### Stored records
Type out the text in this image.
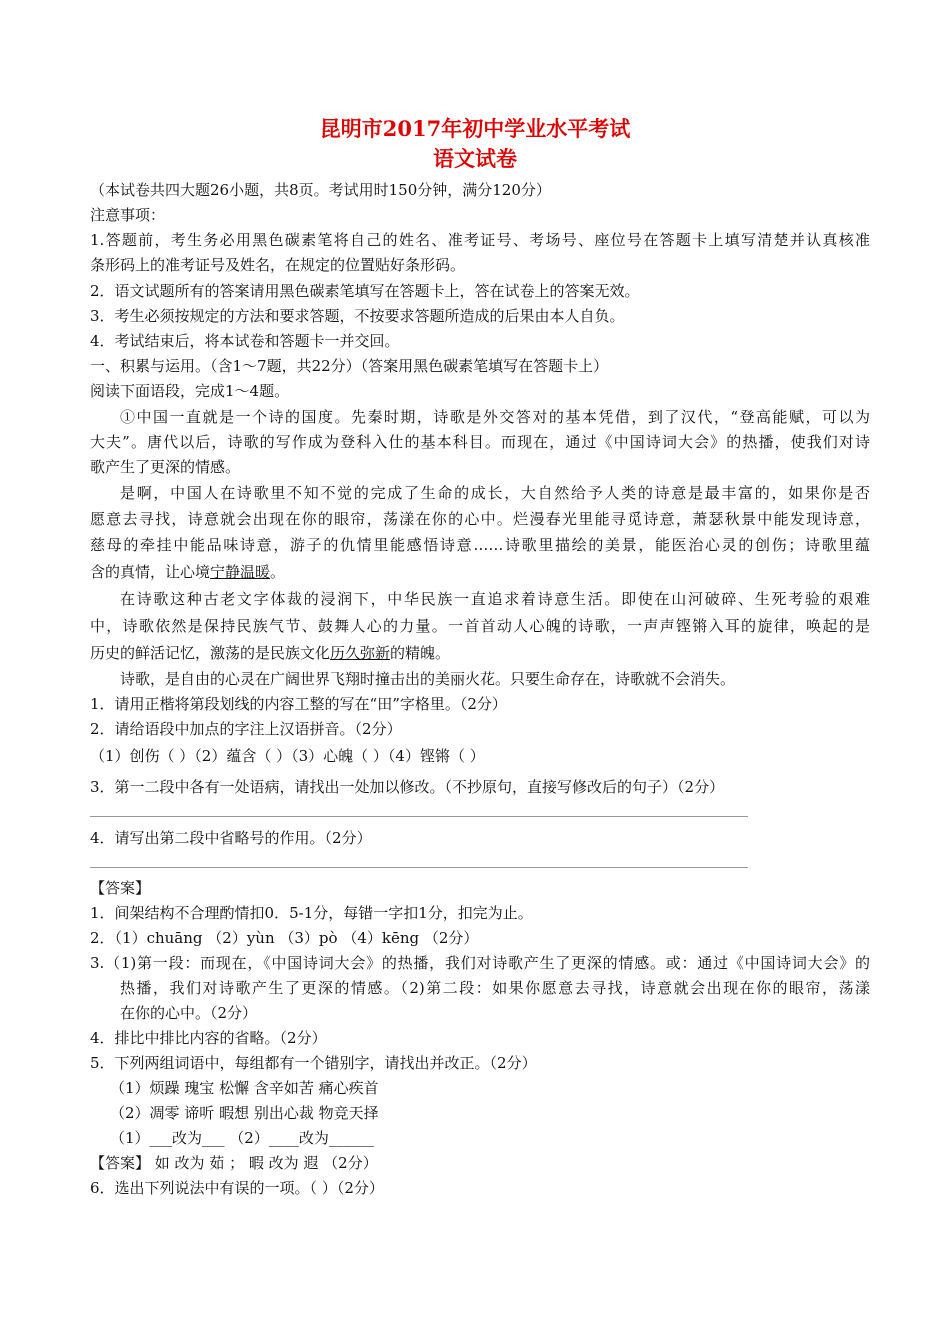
昆明市2017年初中学业水平考试
语文试卷
（本试卷共四大题26小题，共8页。考试用时150分钟，满分120分）
注意事项：
1.答题前，考生务必用黑色碳素笔将自己的姓名、准考证号、考场号、座位号在答题卡上填写清楚并认真核准
条形码上的准考证号及姓名，在规定的位置贴好条形码。
2．语文试题所有的答案请用黑色碳素笔填写在答题卡上，答在试卷上的答案无效。
3．考生必须按规定的方法和要求答题，不按要求答题所造成的后果由本人自负。
4．考试结束后，将本试卷和答题卡一并交回。
一、积累与运用。（含1～7题，共22分）（答案用黑色碳素笔填写在答题卡上）
阅读下面语段，完成1～4题。
①中国一直就是一个诗的国度。先秦时期，诗歌是外交答对的基本凭借，到了汉代，“登高能赋，可以为
大夫”。唐代以后，诗歌的写作成为登科入仕的基本科目。而现在，通过《中国诗词大会》的热播，使我们对诗
歌产生了更深的情感。
是啊，中国人在诗歌里不知不觉的完成了生命的成长，大自然给予人类的诗意是最丰富的，如果你是否
愿意去寻找，诗意就会出现在你的眼帘，荡漾在你的心中。烂漫春光里能寻觅诗意，萧瑟秋景中能发现诗意，
慈母的牵挂中能品味诗意，游子的仇情里能感悟诗意……诗歌里描绘的美景，能医治心灵的创伤；诗歌里蕴
含的真情，让心境宁静温暖。
在诗歌这种古老文字体裁的浸润下，中华民族一直追求着诗意生活。即使在山河破碎、生死考验的艰难
中，诗歌依然是保持民族气节、鼓舞人心的力量。一首首动人心魄的诗歌，一声声铿锵入耳的旋律，唤起的是
历史的鲜活记忆，激荡的是民族文化历久弥新的精魄。
诗歌，是自由的心灵在广阔世界飞翔时撞击出的美丽火花。只要生命存在，诗歌就不会消失。
1．请用正楷将第段划线的内容工整的写在“田”字格里。（2分）
2．请给语段中加点的字注上汉语拼音。（2分）
（1）创伤（ ）（2）蕴含（ ）（3）心魄（ ）（4）铿锵（ ）
3．第一二段中各有一处语病，请找出一处加以修改。（不抄原句，直接写修改后的句子）（2分）
4．请写出第二段中省略号的作用。（2分）
【答案】
1．间架结构不合理酌情扣0．5-1分，每错一字扣1分，扣完为止。
2．（1）chuāng （2）yùn （3）pò （4）kēng （2分）
3.（1)第一段：而现在，《中国诗词大会》的热播，我们对诗歌产生了更深的情感。或：通过《中国诗词大会》的
热播，我们对诗歌产生了更深的情感。（2)第二段：如果你愿意去寻找，诗意就会出现在你的眼帘，荡漾
在你的心中。（2分）
4．排比中排比内容的省略。（2分）
5．下列两组词语中，每组都有一个错别字，请找出并改正。（2分）
（1）烦躁 瑰宝 松懈 含辛如苦 痛心疾首
（2）凋零 谛听 暇想 别出心裁 物竞天择
（1）___改为___ （2）____改为______
【答案】 如 改为 茹 ； 暇 改为 遐 （2分）
6．选出下列说法中有误的一项。（ ）（2分）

### What the exercise asks
Check each line in the listing above for the string "我们对诗歌产生了更深的情感", then report how many lines contain it, with no other text.

### Response to the task
2